Segment Start: Task inputs

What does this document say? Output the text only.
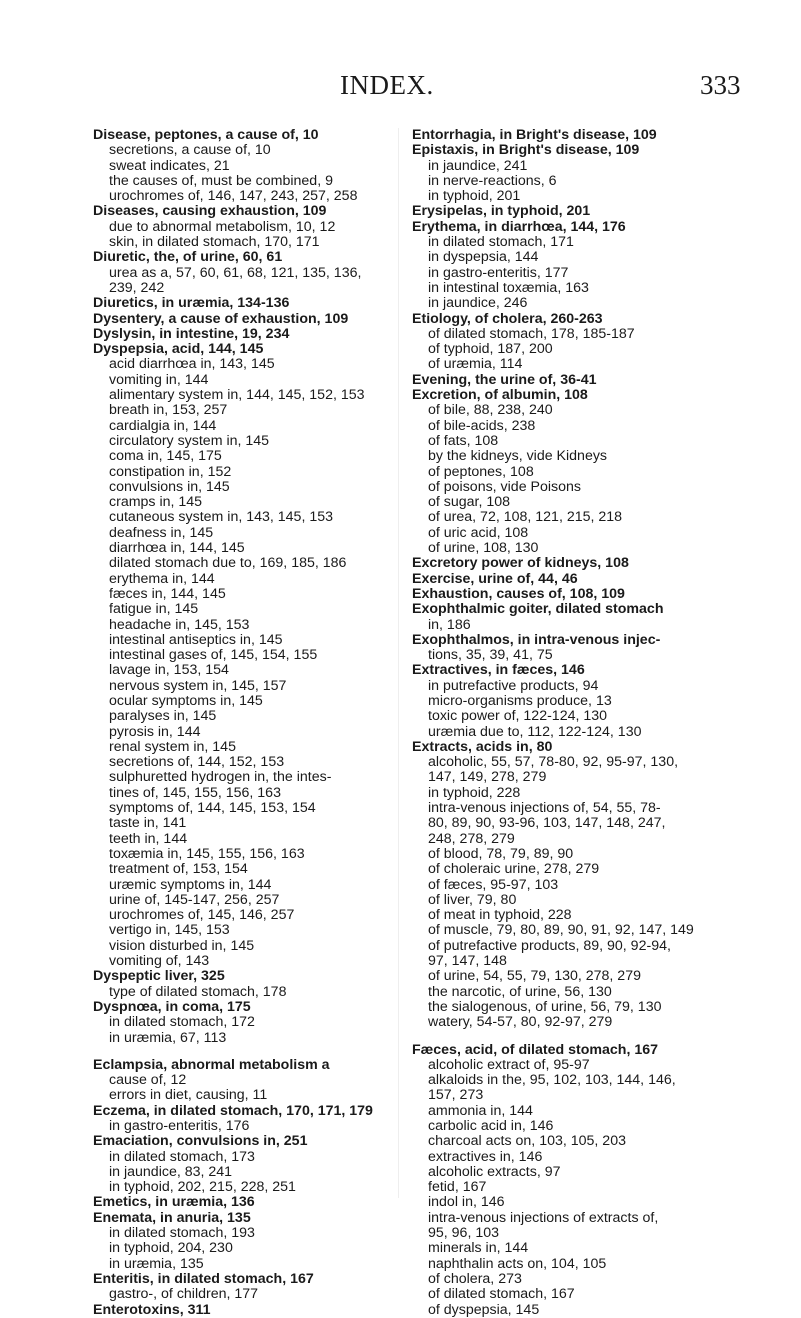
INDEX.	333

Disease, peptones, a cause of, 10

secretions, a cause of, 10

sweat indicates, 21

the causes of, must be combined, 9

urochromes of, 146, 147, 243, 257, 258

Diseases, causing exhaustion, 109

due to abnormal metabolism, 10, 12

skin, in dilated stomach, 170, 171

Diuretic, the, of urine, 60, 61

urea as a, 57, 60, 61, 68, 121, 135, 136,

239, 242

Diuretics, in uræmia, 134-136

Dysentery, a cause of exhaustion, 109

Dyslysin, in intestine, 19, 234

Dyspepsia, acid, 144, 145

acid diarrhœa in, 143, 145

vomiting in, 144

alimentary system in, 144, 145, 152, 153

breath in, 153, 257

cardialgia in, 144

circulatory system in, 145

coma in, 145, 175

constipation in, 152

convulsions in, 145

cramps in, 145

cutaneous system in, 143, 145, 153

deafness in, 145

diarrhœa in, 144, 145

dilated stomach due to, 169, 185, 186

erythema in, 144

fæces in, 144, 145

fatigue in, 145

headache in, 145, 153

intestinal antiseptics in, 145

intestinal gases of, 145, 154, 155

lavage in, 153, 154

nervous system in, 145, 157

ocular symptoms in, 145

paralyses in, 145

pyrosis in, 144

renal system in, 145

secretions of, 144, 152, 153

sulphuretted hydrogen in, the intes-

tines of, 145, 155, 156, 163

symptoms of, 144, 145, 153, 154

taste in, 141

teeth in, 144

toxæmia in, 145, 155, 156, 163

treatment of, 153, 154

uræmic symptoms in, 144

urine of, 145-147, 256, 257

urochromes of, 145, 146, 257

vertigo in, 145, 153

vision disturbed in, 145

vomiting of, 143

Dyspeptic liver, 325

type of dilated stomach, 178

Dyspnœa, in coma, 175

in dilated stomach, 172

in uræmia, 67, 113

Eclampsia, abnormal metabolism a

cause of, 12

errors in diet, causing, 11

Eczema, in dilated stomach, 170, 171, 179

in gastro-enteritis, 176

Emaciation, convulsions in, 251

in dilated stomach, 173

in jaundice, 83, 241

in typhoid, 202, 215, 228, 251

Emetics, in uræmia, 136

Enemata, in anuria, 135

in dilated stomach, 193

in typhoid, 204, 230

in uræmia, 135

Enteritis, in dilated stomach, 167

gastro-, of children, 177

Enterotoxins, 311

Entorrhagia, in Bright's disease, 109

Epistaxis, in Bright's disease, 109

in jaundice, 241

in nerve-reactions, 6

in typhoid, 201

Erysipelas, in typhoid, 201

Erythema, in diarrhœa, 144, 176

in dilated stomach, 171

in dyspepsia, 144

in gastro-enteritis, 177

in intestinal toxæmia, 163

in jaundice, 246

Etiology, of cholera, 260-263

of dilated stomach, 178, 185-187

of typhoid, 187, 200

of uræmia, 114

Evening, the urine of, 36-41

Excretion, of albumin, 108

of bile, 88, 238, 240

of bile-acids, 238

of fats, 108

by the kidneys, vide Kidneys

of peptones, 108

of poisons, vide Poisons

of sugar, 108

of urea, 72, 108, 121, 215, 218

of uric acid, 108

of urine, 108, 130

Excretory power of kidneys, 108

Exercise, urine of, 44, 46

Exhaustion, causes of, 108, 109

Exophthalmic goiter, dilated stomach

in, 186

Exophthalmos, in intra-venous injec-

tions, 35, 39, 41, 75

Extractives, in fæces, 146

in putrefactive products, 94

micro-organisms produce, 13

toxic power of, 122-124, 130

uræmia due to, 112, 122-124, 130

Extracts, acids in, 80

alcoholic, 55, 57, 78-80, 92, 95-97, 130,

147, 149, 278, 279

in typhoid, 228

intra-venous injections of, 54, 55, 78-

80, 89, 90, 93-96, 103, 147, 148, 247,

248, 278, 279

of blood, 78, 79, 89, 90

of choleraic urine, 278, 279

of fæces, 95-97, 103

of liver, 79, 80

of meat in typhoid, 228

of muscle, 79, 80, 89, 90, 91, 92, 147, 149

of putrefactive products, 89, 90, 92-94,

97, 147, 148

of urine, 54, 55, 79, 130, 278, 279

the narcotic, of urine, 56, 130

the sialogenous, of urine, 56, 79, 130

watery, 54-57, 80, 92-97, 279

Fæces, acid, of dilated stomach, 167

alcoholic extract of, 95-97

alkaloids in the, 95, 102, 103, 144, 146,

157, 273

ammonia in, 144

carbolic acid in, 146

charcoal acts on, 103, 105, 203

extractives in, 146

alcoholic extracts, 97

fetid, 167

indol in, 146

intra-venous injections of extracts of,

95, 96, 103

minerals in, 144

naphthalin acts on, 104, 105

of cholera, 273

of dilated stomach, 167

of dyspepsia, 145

Segment End: Task inputs

=== Problem description ===
Working through the records, find each line containing the word "intra" and copy it.

=== Task response ===
Exophthalmos, in intra-venous injec-
intra-venous injections of, 54, 55, 78-
intra-venous injections of extracts of,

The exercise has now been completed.